Check each line of the material below for "Months", then copy the ones that contain it.

————

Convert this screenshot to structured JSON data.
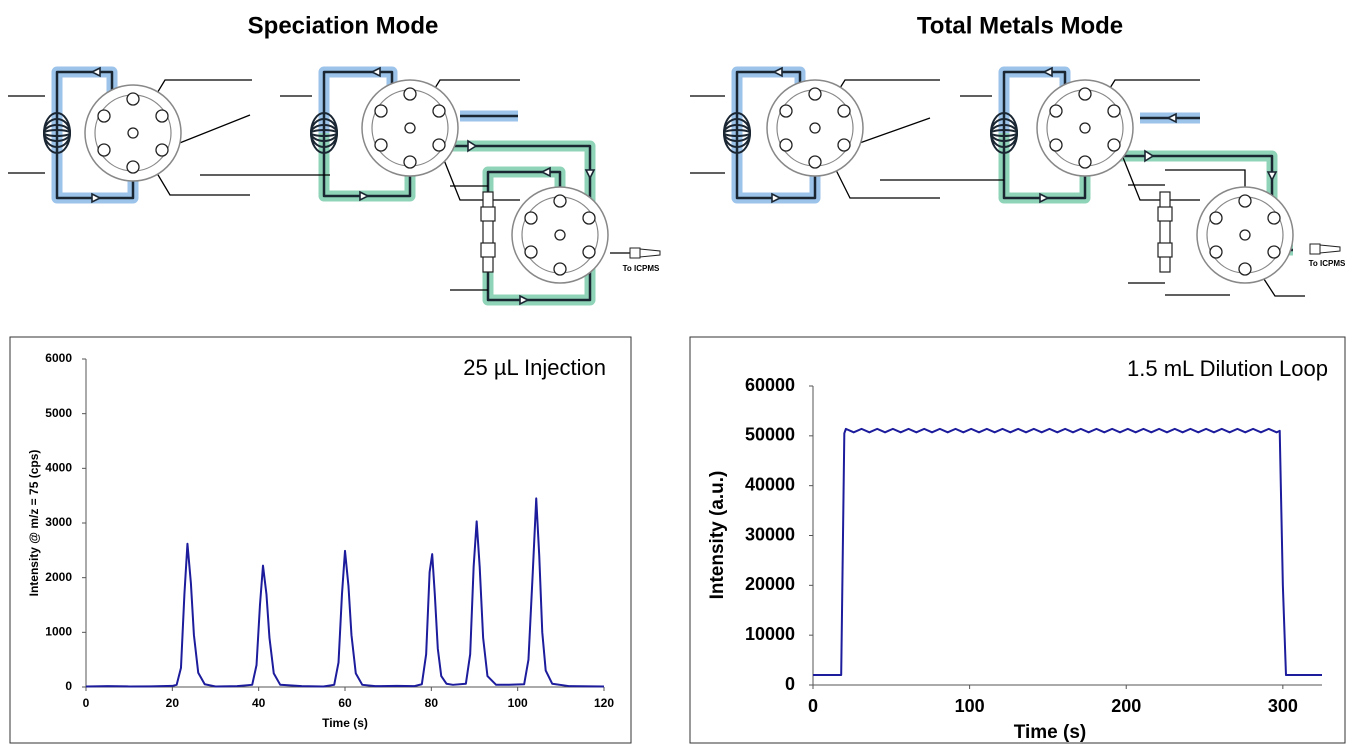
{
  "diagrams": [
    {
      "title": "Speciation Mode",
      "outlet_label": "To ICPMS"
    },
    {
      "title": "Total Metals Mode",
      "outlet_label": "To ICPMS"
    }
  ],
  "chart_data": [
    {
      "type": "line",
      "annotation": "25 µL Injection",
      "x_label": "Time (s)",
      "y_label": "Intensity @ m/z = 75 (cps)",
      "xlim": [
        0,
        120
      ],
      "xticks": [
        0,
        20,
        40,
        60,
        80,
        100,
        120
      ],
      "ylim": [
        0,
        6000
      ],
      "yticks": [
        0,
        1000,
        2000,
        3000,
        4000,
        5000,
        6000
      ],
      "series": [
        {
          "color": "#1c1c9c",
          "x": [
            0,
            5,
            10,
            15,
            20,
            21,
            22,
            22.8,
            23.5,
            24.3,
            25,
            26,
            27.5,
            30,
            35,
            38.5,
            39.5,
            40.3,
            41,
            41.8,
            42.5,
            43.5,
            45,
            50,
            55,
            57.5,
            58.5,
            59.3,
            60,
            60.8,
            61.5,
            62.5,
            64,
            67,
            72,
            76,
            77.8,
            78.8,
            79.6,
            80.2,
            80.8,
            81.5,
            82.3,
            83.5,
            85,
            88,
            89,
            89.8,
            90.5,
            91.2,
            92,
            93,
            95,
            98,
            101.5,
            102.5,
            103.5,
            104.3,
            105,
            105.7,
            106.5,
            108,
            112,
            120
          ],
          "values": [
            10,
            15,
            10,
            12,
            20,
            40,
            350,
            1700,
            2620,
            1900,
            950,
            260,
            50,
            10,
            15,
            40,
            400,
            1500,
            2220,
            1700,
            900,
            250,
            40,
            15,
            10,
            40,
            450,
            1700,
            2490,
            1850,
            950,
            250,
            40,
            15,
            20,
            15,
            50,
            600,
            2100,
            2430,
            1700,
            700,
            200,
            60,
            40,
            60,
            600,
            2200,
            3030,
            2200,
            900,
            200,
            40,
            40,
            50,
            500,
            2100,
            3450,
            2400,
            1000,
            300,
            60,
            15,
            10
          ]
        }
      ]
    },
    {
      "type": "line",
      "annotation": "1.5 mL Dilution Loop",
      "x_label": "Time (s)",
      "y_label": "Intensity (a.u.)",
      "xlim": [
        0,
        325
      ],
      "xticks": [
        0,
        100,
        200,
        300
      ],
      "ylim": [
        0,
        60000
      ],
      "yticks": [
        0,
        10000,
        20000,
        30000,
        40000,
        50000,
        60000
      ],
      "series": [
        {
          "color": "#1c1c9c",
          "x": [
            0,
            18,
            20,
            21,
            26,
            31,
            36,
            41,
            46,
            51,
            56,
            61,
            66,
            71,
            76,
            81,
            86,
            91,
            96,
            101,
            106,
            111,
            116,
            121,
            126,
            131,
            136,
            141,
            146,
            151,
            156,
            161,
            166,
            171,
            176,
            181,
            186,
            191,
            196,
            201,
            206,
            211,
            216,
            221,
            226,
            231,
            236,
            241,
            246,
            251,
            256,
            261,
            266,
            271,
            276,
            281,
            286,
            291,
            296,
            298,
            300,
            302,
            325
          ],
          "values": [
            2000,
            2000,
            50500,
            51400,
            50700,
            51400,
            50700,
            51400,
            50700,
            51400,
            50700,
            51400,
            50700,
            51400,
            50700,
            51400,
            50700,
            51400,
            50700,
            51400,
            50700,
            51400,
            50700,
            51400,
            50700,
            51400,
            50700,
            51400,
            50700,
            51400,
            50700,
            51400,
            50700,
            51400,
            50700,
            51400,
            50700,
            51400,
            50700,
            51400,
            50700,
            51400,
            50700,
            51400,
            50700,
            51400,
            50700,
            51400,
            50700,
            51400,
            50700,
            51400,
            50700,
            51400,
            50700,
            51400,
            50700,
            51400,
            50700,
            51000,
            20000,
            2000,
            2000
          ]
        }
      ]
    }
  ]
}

————

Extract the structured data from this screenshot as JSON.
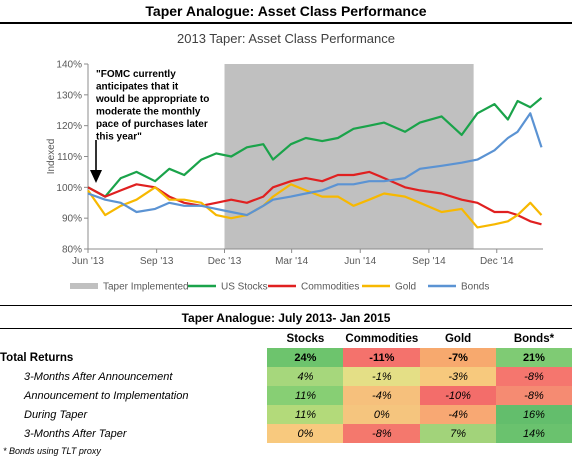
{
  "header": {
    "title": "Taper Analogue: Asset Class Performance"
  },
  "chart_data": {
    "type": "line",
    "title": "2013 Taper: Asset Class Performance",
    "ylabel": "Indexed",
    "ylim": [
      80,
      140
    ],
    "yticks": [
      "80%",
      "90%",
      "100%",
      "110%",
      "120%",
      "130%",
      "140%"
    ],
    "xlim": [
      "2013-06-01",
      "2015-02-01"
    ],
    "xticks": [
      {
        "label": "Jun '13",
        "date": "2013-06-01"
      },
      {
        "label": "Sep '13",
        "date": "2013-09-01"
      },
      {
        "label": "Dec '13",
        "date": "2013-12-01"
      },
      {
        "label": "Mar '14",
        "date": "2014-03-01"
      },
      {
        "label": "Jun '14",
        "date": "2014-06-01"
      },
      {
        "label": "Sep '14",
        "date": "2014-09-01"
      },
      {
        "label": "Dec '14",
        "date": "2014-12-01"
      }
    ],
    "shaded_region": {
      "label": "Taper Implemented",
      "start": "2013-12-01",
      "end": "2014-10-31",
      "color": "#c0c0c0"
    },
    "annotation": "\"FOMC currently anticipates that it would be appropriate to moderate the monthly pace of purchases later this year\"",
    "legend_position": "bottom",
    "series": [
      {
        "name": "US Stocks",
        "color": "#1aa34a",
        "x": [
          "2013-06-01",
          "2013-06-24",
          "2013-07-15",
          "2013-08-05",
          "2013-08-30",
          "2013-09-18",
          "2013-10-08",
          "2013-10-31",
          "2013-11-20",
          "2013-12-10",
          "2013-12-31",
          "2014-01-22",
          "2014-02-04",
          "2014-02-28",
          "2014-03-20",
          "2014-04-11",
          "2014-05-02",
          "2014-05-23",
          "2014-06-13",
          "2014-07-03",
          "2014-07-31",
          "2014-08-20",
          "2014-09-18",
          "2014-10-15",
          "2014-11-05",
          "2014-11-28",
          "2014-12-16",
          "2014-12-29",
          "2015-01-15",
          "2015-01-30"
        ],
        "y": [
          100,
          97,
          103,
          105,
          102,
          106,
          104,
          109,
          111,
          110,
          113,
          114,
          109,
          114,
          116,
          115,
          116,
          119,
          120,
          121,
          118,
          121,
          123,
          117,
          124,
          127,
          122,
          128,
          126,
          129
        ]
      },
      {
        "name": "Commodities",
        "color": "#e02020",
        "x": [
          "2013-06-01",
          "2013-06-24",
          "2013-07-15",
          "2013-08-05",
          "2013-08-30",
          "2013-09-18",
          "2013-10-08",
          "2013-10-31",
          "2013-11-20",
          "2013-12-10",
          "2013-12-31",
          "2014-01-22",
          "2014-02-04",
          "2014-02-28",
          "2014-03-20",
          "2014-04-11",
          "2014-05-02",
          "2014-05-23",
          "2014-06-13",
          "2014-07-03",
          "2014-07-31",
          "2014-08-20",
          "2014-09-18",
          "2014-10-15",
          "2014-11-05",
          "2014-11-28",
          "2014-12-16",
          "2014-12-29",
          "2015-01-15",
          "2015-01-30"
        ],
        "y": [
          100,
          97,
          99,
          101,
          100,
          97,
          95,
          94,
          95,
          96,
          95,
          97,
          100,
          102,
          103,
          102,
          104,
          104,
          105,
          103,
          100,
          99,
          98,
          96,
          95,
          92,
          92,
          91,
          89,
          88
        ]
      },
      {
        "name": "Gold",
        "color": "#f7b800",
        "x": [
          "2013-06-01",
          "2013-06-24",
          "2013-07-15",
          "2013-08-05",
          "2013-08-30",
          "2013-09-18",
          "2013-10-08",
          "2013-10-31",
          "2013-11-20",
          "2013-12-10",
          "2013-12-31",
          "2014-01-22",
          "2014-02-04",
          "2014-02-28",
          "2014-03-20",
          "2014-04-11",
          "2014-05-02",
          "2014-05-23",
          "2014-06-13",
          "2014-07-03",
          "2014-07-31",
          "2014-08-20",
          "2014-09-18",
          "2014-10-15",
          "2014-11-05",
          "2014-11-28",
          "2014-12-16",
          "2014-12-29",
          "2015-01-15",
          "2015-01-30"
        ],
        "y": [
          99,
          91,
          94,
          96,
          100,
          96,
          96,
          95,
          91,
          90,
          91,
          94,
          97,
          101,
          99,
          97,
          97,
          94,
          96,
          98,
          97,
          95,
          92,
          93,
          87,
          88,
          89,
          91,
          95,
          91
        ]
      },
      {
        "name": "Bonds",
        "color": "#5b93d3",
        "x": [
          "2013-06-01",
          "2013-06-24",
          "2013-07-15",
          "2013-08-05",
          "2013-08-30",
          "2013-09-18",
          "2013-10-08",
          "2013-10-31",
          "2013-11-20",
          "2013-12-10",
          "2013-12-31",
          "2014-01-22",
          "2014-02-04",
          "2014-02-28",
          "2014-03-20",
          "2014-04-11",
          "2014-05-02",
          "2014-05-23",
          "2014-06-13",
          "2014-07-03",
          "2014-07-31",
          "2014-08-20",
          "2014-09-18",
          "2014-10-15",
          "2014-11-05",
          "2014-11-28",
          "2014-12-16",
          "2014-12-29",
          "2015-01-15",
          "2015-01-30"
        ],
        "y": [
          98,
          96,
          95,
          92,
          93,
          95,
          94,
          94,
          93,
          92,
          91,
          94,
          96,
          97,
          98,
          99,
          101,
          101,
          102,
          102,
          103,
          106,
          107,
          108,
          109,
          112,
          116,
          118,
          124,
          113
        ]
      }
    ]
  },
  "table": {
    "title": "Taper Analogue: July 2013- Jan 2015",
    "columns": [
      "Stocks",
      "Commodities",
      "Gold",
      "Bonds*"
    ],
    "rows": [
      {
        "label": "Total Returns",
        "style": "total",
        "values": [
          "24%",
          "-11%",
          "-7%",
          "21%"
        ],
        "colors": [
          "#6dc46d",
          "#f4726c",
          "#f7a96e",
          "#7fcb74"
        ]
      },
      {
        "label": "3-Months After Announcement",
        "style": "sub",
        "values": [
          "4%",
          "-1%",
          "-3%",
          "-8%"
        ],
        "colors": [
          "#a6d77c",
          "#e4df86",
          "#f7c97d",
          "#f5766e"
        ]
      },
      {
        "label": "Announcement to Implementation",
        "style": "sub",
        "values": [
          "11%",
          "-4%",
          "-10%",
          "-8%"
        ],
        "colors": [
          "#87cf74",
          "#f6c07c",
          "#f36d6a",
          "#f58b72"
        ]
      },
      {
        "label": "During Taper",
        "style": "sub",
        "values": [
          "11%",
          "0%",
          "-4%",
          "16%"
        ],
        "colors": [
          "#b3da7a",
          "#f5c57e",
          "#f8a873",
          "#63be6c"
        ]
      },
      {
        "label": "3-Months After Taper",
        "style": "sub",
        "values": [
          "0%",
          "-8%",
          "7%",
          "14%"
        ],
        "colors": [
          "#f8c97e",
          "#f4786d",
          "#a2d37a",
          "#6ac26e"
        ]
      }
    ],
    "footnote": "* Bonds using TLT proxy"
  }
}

————

Reply -
        "label": "3-Months After Announcement",
        "label": "3-Months After Taper",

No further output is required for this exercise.